═════ Study text ═════

Schatz, Barrasso Reintroduce Bipartisan Legislation To Help Bring More Doctors, Surgeons To Areas That Need Them Most
WASHINGTON – U.S. Senators Brian Schatz (D-Hawai‘i) and John Barrasso (R-Wyo.) reintroduced the Ensuring Access to General Surgery Act, bipartisan legislation that would produce high quality data on where general surgeons are in short supply around the country.
“We have a doctor shortage crisis in Hawai‘i, and it’s having a real impact on families living in hard-to-reach areas across the state,” Senator Schatz said. “Our bill will help us better understand where the shortages exist so that we can work to bring more doctors and surgeons to the communities that need them most.”
“People living and working in a rural communities know a general surgeon can make all the difference in an emergency. When I was practicing medicine in Wyoming, I saw firsthand the important work of general surgeons in rural America. This bipartisan legislation is a concrete step Congress can take to ensure that Americans in rural communities continue to have access to the health care they need,” said Senator Barrasso.

═════

Could you write out the entire press release on the Ensuring Access to General Surgery Act word for word? Rely only on the press release about the Ensuring Access to General Surgery Act.

═════ Supplied data ═════

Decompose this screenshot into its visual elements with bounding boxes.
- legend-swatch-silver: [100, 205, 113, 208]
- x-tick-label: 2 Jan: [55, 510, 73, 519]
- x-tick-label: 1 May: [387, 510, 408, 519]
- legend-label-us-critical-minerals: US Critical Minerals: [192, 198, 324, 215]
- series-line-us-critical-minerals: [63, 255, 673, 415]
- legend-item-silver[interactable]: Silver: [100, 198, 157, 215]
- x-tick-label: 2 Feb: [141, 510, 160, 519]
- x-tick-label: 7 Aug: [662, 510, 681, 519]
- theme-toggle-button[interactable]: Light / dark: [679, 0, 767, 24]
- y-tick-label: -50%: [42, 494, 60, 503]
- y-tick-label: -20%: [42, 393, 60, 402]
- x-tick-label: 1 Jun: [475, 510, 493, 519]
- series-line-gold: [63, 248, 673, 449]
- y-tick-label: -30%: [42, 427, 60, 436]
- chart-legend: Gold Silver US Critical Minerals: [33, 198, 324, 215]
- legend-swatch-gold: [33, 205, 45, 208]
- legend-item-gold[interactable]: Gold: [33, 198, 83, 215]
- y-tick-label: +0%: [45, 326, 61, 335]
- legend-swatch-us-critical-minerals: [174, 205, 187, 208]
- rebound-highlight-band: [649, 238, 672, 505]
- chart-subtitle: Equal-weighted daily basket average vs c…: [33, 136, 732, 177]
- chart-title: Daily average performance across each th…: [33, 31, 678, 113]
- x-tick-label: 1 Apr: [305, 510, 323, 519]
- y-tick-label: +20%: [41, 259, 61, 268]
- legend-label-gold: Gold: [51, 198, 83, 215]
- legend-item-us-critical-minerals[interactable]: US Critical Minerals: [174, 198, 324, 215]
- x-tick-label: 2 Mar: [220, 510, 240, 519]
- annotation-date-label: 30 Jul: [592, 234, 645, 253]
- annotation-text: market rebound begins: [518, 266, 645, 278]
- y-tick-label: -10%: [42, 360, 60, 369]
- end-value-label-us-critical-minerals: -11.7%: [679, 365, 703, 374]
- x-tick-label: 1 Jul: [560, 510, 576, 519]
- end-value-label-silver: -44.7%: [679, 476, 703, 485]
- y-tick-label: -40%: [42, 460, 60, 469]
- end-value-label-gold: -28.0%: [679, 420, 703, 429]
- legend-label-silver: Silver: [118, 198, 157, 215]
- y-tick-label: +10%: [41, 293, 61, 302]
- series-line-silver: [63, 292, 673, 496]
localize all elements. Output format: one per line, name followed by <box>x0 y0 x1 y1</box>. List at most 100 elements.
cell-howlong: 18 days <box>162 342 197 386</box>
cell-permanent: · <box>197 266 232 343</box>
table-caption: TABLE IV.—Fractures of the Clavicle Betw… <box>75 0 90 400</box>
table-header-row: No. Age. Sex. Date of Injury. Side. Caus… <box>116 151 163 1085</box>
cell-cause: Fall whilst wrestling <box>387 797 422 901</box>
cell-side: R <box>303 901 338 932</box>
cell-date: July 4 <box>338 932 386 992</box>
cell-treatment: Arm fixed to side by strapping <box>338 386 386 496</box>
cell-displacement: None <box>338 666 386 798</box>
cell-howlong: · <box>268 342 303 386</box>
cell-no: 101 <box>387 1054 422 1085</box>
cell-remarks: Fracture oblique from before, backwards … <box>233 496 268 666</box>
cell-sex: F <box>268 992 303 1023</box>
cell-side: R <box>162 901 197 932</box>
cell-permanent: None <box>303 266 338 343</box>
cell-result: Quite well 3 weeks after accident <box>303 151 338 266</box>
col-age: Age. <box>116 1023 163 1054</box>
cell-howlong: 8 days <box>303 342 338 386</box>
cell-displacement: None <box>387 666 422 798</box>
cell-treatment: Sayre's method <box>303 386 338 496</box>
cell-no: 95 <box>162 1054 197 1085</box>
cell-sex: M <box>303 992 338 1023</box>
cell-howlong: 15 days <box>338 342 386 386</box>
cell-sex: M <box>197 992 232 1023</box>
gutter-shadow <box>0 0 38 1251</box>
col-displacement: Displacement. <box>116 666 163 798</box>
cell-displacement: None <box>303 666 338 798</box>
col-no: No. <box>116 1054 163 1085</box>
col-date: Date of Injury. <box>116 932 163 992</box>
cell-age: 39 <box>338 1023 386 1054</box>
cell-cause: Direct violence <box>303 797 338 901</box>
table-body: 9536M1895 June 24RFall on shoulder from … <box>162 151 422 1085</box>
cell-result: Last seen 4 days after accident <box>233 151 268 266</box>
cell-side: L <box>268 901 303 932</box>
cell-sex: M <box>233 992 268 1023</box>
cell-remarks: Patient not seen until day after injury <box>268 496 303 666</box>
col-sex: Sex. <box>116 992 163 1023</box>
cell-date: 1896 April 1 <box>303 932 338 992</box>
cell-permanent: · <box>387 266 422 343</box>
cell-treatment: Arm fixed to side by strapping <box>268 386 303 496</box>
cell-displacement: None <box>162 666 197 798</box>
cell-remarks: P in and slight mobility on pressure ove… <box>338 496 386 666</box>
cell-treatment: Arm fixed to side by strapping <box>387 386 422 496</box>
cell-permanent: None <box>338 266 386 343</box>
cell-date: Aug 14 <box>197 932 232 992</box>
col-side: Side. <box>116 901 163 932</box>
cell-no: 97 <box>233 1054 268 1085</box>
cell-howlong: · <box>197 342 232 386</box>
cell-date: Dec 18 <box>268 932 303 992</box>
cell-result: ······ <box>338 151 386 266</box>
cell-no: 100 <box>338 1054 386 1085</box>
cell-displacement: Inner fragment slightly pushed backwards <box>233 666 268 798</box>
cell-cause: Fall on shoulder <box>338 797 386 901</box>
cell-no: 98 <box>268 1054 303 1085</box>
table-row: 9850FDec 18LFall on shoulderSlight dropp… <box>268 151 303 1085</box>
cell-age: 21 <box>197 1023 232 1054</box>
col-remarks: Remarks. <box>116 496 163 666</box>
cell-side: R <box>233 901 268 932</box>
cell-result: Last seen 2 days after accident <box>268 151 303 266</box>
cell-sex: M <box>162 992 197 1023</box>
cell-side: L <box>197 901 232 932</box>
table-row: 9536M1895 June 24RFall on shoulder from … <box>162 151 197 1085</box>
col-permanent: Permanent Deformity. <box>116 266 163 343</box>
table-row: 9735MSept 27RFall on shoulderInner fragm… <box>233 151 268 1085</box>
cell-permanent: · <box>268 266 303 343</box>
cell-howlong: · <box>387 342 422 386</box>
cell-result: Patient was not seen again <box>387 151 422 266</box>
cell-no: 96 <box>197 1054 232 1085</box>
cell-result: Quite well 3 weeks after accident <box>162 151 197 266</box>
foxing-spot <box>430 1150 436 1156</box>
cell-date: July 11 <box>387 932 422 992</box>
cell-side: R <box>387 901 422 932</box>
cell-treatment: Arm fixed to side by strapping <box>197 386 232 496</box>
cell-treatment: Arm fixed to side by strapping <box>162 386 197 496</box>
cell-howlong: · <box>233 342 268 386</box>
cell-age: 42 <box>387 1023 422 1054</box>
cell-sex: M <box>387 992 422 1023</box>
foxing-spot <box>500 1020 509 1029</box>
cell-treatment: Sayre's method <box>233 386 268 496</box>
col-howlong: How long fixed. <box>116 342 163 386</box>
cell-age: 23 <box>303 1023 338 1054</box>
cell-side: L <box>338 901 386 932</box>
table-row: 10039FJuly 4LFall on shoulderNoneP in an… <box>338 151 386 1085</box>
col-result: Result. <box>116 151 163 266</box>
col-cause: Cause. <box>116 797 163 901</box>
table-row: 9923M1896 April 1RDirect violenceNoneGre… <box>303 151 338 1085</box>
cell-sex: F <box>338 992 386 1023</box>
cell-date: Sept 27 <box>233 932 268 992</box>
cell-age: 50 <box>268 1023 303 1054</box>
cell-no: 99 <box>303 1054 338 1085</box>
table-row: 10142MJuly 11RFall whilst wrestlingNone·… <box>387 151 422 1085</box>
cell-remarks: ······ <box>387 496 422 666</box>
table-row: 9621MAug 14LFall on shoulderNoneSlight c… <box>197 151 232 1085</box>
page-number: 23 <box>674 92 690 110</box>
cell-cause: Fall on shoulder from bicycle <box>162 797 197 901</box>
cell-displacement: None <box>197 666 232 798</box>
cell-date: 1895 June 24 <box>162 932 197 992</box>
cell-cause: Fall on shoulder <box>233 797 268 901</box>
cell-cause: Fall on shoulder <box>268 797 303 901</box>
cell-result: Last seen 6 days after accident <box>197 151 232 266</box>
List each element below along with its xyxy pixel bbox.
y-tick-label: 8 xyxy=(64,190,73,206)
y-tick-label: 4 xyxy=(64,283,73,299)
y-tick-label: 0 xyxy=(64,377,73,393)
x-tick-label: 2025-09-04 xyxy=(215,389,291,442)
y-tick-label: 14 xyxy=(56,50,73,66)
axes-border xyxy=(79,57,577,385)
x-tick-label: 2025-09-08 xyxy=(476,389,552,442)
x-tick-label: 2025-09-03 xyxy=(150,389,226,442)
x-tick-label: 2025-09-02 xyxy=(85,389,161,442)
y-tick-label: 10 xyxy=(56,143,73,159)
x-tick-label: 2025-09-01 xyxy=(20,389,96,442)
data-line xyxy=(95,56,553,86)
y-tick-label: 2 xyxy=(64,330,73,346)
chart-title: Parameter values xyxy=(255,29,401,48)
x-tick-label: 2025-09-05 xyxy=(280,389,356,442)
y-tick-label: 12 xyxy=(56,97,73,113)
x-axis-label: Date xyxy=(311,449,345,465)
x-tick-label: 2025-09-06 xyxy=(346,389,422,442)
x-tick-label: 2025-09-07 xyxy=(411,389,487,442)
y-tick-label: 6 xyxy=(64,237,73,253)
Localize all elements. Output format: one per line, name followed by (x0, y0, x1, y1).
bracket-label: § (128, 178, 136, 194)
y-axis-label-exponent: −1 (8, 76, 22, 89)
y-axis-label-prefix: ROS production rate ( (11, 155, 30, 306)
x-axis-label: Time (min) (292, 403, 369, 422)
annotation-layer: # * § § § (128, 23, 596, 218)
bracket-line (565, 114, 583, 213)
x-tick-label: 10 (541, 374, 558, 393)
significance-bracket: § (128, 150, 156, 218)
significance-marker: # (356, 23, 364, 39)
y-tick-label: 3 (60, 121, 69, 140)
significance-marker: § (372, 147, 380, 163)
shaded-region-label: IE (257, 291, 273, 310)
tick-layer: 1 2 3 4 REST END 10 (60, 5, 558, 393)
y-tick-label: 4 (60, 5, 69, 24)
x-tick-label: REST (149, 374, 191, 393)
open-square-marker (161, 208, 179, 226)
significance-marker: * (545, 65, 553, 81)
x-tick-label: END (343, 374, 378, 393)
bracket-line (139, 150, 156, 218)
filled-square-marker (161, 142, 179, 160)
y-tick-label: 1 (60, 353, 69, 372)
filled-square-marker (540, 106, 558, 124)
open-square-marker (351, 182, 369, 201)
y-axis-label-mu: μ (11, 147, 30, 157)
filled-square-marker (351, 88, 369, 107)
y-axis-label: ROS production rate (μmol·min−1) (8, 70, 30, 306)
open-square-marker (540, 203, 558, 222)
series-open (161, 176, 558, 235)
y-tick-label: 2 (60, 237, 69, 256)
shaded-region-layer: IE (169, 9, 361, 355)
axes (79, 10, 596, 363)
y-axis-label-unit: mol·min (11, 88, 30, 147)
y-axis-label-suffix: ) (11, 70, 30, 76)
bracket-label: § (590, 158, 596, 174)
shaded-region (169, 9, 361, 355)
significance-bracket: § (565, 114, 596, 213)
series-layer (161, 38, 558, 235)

═════

Task answer:
Schatz, Barrasso Reintroduce Bipartisan Legislation To Help Bring More Doctors, Surgeons To Areas That Need Them Most
WASHINGTON – U.S. Senators Brian Schatz (D-Hawai‘i) and John Barrasso (R-Wyo.) reintroduced the Ensuring Access to General Surgery Act, bipartisan legislation that would produce high quality data on where general surgeons are in short supply around the country.
“We have a doctor shortage crisis in Hawai‘i, and it’s having a real impact on families living in hard-to-reach areas across the state,” Senator Schatz said. “Our bill will help us better understand where the shortages exist so that we can work to bring more doctors and surgeons to the communities that need them most.”
“People living and working in a rural communities know a general surgeon can make all the difference in an emergency. When I was practicing medicine in Wyoming, I saw firsthand the important work of general surgeons in rural America. This bipartisan legislation is a concrete step Congress can take to ensure that Americans in rural communities continue to have access to the health care they need,” said Senator Barrasso.